- [EXERCISE AIM]: Retype the complete listing exactly as it appears.

- [RECORDED DATA]:
--- Start ---

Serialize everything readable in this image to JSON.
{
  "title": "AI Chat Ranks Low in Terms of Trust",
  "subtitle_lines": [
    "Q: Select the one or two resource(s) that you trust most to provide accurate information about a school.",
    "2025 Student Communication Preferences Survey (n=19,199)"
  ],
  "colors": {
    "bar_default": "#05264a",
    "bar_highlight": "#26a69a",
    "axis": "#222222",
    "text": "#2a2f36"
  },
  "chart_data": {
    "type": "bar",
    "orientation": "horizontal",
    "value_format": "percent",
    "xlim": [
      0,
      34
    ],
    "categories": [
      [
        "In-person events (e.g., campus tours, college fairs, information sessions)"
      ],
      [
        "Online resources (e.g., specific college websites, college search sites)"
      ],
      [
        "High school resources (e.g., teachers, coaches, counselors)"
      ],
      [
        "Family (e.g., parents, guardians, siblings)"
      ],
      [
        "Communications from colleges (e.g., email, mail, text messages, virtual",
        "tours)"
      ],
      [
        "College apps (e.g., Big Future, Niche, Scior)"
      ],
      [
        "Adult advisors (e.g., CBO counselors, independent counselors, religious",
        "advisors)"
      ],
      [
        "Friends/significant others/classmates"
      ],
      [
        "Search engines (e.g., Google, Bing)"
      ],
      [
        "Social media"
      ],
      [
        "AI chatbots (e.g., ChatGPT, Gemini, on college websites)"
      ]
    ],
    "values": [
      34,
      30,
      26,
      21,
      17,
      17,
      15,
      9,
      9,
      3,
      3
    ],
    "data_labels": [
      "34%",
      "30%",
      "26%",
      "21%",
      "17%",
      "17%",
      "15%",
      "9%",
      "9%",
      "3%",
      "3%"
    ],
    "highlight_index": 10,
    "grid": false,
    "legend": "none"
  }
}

--- End ---

- [TASK RESPONSE]:
Serialize everything readable in this image to JSON.
{
  "title": "AI Chat Ranks Low in Terms of Trust",
  "subtitle_lines": [
    "Q: Select the one or two resource(s) that you trust most to provide accurate information about a school.",
    "2025 Student Communication Preferences Survey (n=19,199)"
  ],
  "colors": {
    "bar_default": "#05264a",
    "bar_highlight": "#26a69a",
    "axis": "#222222",
    "text": "#2a2f36"
  },
  "chart_data": {
    "type": "bar",
    "orientation": "horizontal",
    "value_format": "percent",
    "xlim": [
      0,
      34
    ],
    "categories": [
      [
        "In-person events (e.g., campus tours, college fairs, information sessions)"
      ],
      [
        "Online resources (e.g., specific college websites, college search sites)"
      ],
      [
        "High school resources (e.g., teachers, coaches, counselors)"
      ],
      [
        "Family (e.g., parents, guardians, siblings)"
      ],
      [
        "Communications from colleges (e.g., email, mail, text messages, virtual",
        "tours)"
      ],
      [
        "College apps (e.g., Big Future, Niche, Scior)"
      ],
      [
        "Adult advisors (e.g., CBO counselors, independent counselors, religious",
        "advisors)"
      ],
      [
        "Friends/significant others/classmates"
      ],
      [
        "Search engines (e.g., Google, Bing)"
      ],
      [
        "Social media"
      ],
      [
        "AI chatbots (e.g., ChatGPT, Gemini, on college websites)"
      ]
    ],
    "values": [
      34,
      30,
      26,
      21,
      17,
      17,
      15,
      9,
      9,
      3,
      3
    ],
    "data_labels": [
      "34%",
      "30%",
      "26%",
      "21%",
      "17%",
      "17%",
      "15%",
      "9%",
      "9%",
      "3%",
      "3%"
    ],
    "highlight_index": 10,
    "grid": false,
    "legend": "none"
  }
}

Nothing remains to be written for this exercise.